■ TO BE DONE: Will you print the material below without altering a single character?

■ SUPPLIED MATERIAL:
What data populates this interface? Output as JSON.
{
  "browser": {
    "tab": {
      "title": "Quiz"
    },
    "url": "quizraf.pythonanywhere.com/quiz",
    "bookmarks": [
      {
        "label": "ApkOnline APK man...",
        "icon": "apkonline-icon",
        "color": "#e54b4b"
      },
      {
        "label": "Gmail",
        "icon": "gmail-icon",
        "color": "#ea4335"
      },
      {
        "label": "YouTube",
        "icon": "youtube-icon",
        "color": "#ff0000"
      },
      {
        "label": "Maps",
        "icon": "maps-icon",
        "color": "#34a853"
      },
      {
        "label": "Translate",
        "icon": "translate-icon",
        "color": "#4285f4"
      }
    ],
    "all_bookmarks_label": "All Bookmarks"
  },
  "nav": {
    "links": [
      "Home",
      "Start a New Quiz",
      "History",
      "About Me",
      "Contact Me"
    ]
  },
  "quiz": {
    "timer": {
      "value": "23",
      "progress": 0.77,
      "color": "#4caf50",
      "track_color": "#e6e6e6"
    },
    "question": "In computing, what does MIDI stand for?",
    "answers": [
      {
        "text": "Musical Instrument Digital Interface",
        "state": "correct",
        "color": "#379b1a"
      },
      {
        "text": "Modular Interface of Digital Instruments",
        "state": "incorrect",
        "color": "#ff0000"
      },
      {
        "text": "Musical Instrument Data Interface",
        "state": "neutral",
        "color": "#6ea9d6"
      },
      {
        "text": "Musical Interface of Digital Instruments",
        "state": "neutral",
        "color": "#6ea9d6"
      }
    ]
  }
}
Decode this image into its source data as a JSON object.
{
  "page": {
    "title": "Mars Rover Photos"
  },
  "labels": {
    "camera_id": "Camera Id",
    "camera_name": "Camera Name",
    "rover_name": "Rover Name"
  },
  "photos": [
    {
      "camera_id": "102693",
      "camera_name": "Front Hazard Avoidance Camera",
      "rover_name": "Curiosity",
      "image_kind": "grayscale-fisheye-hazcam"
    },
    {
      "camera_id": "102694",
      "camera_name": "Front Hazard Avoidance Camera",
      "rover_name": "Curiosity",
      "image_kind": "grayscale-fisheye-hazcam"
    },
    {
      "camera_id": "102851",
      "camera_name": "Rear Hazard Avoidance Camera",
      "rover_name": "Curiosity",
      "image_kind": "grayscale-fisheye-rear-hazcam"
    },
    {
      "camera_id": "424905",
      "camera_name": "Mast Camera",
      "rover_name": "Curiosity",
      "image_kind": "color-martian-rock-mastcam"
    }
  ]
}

■ RIGHT ANSWER:
What data populates this interface? Output as JSON.
{
  "browser": {
    "tab": {
      "title": "Quiz"
    },
    "url": "quizraf.pythonanywhere.com/quiz",
    "bookmarks": [
      {
        "label": "ApkOnline APK man...",
        "icon": "apkonline-icon",
        "color": "#e54b4b"
      },
      {
        "label": "Gmail",
        "icon": "gmail-icon",
        "color": "#ea4335"
      },
      {
        "label": "YouTube",
        "icon": "youtube-icon",
        "color": "#ff0000"
      },
      {
        "label": "Maps",
        "icon": "maps-icon",
        "color": "#34a853"
      },
      {
        "label": "Translate",
        "icon": "translate-icon",
        "color": "#4285f4"
      }
    ],
    "all_bookmarks_label": "All Bookmarks"
  },
  "nav": {
    "links": [
      "Home",
      "Start a New Quiz",
      "History",
      "About Me",
      "Contact Me"
    ]
  },
  "quiz": {
    "timer": {
      "value": "23",
      "progress": 0.77,
      "color": "#4caf50",
      "track_color": "#e6e6e6"
    },
    "question": "In computing, what does MIDI stand for?",
    "answers": [
      {
        "text": "Musical Instrument Digital Interface",
        "state": "correct",
        "color": "#379b1a"
      },
      {
        "text": "Modular Interface of Digital Instruments",
        "state": "incorrect",
        "color": "#ff0000"
      },
      {
        "text": "Musical Instrument Data Interface",
        "state": "neutral",
        "color": "#6ea9d6"
      },
      {
        "text": "Musical Interface of Digital Instruments",
        "state": "neutral",
        "color": "#6ea9d6"
      }
    ]
  }
}
Decode this image into its source data as a JSON object.
{
  "page": {
    "title": "Mars Rover Photos"
  },
  "labels": {
    "camera_id": "Camera Id",
    "camera_name": "Camera Name",
    "rover_name": "Rover Name"
  },
  "photos": [
    {
      "camera_id": "102693",
      "camera_name": "Front Hazard Avoidance Camera",
      "rover_name": "Curiosity",
      "image_kind": "grayscale-fisheye-hazcam"
    },
    {
      "camera_id": "102694",
      "camera_name": "Front Hazard Avoidance Camera",
      "rover_name": "Curiosity",
      "image_kind": "grayscale-fisheye-hazcam"
    },
    {
      "camera_id": "102851",
      "camera_name": "Rear Hazard Avoidance Camera",
      "rover_name": "Curiosity",
      "image_kind": "grayscale-fisheye-rear-hazcam"
    },
    {
      "camera_id": "424905",
      "camera_name": "Mast Camera",
      "rover_name": "Curiosity",
      "image_kind": "color-martian-rock-mastcam"
    }
  ]
}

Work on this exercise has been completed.